-- START OF LISTED ENTRIES --
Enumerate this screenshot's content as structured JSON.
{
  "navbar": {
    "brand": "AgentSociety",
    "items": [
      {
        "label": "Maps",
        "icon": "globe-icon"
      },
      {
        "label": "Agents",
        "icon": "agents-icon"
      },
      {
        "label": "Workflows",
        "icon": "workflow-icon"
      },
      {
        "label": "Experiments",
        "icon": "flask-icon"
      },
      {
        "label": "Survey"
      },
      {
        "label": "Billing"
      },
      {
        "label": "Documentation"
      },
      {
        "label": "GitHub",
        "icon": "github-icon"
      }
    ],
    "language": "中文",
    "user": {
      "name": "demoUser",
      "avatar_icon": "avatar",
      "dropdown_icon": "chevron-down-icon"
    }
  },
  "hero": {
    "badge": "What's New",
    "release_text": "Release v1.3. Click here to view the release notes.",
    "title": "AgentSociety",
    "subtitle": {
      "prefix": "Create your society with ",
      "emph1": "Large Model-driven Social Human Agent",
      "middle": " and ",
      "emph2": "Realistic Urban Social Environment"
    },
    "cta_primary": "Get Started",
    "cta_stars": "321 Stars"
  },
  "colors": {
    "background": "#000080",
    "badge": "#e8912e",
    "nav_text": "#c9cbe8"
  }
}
-- END OF LISTED ENTRIES --
**TASK REQUIREMENTS:** Extract all of the data shown above without alteration.

**OUTPUT BELOW:**
Enumerate this screenshot's content as structured JSON.
{
  "navbar": {
    "brand": "AgentSociety",
    "items": [
      {
        "label": "Maps",
        "icon": "globe-icon"
      },
      {
        "label": "Agents",
        "icon": "agents-icon"
      },
      {
        "label": "Workflows",
        "icon": "workflow-icon"
      },
      {
        "label": "Experiments",
        "icon": "flask-icon"
      },
      {
        "label": "Survey"
      },
      {
        "label": "Billing"
      },
      {
        "label": "Documentation"
      },
      {
        "label": "GitHub",
        "icon": "github-icon"
      }
    ],
    "language": "中文",
    "user": {
      "name": "demoUser",
      "avatar_icon": "avatar",
      "dropdown_icon": "chevron-down-icon"
    }
  },
  "hero": {
    "badge": "What's New",
    "release_text": "Release v1.3. Click here to view the release notes.",
    "title": "AgentSociety",
    "subtitle": {
      "prefix": "Create your society with ",
      "emph1": "Large Model-driven Social Human Agent",
      "middle": " and ",
      "emph2": "Realistic Urban Social Environment"
    },
    "cta_primary": "Get Started",
    "cta_stars": "321 Stars"
  },
  "colors": {
    "background": "#000080",
    "badge": "#e8912e",
    "nav_text": "#c9cbe8"
  }
}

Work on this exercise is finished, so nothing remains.